What you should do: Copy every record word for word.

== Provided data

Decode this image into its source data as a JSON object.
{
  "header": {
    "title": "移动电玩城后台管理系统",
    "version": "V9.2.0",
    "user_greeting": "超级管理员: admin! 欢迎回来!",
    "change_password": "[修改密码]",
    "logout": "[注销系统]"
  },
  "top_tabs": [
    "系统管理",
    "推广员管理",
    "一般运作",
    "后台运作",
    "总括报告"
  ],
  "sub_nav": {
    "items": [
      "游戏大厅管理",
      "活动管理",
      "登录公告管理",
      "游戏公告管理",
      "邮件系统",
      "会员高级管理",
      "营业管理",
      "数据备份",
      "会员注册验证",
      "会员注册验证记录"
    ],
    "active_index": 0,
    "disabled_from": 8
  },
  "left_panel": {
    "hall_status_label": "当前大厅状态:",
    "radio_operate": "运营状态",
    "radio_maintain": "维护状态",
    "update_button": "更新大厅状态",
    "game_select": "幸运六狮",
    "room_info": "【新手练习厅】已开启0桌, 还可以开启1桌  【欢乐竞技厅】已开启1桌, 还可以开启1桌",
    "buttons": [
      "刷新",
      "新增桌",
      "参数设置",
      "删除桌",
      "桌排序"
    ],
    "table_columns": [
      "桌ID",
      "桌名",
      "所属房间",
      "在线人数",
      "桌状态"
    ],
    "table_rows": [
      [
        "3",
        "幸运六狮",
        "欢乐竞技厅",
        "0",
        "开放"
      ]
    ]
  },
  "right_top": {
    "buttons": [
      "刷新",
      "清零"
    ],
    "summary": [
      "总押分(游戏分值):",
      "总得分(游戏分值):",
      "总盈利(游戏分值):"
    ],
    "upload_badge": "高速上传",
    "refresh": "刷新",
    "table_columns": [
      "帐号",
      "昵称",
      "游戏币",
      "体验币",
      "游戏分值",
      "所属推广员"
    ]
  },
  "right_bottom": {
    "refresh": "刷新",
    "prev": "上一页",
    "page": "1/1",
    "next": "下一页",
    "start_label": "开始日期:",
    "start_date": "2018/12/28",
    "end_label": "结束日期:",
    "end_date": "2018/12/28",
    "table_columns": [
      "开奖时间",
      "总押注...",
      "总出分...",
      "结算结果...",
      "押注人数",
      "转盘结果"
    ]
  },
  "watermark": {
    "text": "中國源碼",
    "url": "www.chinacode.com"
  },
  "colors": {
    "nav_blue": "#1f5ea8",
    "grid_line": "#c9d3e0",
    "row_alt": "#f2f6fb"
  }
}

====

Full solution:
Decode this image into its source data as a JSON object.
{
  "header": {
    "title": "移动电玩城后台管理系统",
    "version": "V9.2.0",
    "user_greeting": "超级管理员: admin! 欢迎回来!",
    "change_password": "[修改密码]",
    "logout": "[注销系统]"
  },
  "top_tabs": [
    "系统管理",
    "推广员管理",
    "一般运作",
    "后台运作",
    "总括报告"
  ],
  "sub_nav": {
    "items": [
      "游戏大厅管理",
      "活动管理",
      "登录公告管理",
      "游戏公告管理",
      "邮件系统",
      "会员高级管理",
      "营业管理",
      "数据备份",
      "会员注册验证",
      "会员注册验证记录"
    ],
    "active_index": 0,
    "disabled_from": 8
  },
  "left_panel": {
    "hall_status_label": "当前大厅状态:",
    "radio_operate": "运营状态",
    "radio_maintain": "维护状态",
    "update_button": "更新大厅状态",
    "game_select": "幸运六狮",
    "room_info": "【新手练习厅】已开启0桌, 还可以开启1桌  【欢乐竞技厅】已开启1桌, 还可以开启1桌",
    "buttons": [
      "刷新",
      "新增桌",
      "参数设置",
      "删除桌",
      "桌排序"
    ],
    "table_columns": [
      "桌ID",
      "桌名",
      "所属房间",
      "在线人数",
      "桌状态"
    ],
    "table_rows": [
      [
        "3",
        "幸运六狮",
        "欢乐竞技厅",
        "0",
        "开放"
      ]
    ]
  },
  "right_top": {
    "buttons": [
      "刷新",
      "清零"
    ],
    "summary": [
      "总押分(游戏分值):",
      "总得分(游戏分值):",
      "总盈利(游戏分值):"
    ],
    "upload_badge": "高速上传",
    "refresh": "刷新",
    "table_columns": [
      "帐号",
      "昵称",
      "游戏币",
      "体验币",
      "游戏分值",
      "所属推广员"
    ]
  },
  "right_bottom": {
    "refresh": "刷新",
    "prev": "上一页",
    "page": "1/1",
    "next": "下一页",
    "start_label": "开始日期:",
    "start_date": "2018/12/28",
    "end_label": "结束日期:",
    "end_date": "2018/12/28",
    "table_columns": [
      "开奖时间",
      "总押注...",
      "总出分...",
      "结算结果...",
      "押注人数",
      "转盘结果"
    ]
  },
  "watermark": {
    "text": "中國源碼",
    "url": "www.chinacode.com"
  },
  "colors": {
    "nav_blue": "#1f5ea8",
    "grid_line": "#c9d3e0",
    "row_alt": "#f2f6fb"
  }
}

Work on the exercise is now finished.